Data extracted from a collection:
%%

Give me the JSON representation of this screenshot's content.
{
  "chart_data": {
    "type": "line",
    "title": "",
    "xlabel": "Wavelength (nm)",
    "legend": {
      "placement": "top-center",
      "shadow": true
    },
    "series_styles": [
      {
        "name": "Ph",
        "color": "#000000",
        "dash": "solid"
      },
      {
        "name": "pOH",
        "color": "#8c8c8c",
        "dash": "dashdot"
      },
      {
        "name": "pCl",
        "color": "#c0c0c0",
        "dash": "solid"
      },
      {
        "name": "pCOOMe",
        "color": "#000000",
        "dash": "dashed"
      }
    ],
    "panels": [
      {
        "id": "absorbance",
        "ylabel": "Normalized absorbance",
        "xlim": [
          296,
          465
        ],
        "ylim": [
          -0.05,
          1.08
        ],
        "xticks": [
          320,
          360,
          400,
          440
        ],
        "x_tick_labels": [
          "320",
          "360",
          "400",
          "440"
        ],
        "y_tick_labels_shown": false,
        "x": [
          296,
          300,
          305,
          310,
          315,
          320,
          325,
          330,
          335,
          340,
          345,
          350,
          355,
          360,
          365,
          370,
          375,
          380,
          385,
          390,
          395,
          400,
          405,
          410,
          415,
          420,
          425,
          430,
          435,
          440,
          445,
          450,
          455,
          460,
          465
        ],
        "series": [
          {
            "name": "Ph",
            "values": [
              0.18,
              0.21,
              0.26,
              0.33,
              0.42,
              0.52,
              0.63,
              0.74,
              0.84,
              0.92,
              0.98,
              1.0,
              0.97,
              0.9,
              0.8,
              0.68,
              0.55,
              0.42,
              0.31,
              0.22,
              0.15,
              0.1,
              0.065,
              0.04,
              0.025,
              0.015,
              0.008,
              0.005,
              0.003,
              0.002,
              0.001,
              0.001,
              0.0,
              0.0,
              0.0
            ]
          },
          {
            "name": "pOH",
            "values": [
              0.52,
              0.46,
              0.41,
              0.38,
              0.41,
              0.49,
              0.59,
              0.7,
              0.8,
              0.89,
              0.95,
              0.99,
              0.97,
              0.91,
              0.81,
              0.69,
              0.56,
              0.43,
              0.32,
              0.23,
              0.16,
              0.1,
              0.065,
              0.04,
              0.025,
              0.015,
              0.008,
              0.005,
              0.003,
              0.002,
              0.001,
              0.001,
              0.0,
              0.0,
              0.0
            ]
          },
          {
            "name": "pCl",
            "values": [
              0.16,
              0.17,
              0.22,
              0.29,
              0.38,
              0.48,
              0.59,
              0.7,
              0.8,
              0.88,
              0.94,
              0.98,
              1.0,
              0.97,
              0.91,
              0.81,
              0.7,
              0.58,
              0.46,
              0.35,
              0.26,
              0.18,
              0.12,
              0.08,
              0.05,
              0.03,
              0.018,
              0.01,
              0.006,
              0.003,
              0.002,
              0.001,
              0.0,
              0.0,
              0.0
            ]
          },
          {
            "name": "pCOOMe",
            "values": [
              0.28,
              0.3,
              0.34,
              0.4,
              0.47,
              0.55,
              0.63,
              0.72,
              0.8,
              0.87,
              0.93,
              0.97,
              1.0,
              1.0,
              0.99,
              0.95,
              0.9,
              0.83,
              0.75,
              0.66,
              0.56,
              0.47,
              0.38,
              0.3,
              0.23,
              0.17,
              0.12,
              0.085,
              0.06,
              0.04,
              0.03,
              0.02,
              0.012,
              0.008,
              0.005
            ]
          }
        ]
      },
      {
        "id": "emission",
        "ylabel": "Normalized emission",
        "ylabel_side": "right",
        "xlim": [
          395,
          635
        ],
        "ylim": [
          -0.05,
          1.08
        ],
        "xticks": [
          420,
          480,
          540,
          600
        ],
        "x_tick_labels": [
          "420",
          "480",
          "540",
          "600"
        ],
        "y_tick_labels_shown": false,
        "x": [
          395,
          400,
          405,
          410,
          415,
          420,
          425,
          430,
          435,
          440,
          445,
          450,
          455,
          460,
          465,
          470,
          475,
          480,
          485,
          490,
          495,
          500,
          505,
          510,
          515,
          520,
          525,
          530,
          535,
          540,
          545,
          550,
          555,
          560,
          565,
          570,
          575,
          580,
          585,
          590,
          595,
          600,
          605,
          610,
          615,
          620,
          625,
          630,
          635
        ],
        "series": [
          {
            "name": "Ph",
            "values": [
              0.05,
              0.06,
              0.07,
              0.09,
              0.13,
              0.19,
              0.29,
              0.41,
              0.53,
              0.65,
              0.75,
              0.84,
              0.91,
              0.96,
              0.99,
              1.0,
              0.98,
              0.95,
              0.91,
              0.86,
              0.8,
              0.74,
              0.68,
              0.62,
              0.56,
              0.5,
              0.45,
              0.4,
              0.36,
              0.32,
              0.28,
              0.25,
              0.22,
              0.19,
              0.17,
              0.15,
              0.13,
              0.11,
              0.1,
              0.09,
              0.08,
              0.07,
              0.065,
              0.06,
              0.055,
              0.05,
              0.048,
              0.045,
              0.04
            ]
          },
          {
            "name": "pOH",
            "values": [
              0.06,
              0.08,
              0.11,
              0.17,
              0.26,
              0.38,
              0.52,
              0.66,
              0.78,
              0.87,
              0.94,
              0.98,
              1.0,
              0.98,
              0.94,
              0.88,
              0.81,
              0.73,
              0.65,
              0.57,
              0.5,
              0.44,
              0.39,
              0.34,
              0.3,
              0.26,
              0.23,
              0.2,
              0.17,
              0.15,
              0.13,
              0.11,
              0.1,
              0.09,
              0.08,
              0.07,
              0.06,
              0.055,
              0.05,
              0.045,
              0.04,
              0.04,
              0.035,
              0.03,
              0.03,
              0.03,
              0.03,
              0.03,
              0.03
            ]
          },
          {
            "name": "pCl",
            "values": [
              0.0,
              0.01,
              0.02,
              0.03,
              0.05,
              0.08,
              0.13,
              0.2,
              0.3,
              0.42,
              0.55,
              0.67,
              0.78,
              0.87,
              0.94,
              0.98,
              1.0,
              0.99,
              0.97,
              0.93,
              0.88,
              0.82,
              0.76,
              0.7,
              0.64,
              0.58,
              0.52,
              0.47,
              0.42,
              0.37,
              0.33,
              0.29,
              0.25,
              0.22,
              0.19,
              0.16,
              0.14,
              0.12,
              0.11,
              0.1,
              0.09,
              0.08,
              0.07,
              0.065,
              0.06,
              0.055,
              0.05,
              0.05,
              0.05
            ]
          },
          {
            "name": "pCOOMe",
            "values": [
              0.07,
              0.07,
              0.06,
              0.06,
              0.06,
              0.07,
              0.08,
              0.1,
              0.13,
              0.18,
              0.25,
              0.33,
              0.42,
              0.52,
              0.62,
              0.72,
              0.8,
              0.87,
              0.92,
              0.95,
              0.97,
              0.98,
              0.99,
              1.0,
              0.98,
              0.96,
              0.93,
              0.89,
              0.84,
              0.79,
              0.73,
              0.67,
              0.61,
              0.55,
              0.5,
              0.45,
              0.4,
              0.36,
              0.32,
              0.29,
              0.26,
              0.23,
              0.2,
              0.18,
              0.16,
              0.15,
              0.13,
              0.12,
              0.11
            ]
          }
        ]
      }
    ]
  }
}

%%

Using the records above, copy each line that contains "absorbance".

        "id": "absorbance",
        "ylabel": "Normalized absorbance",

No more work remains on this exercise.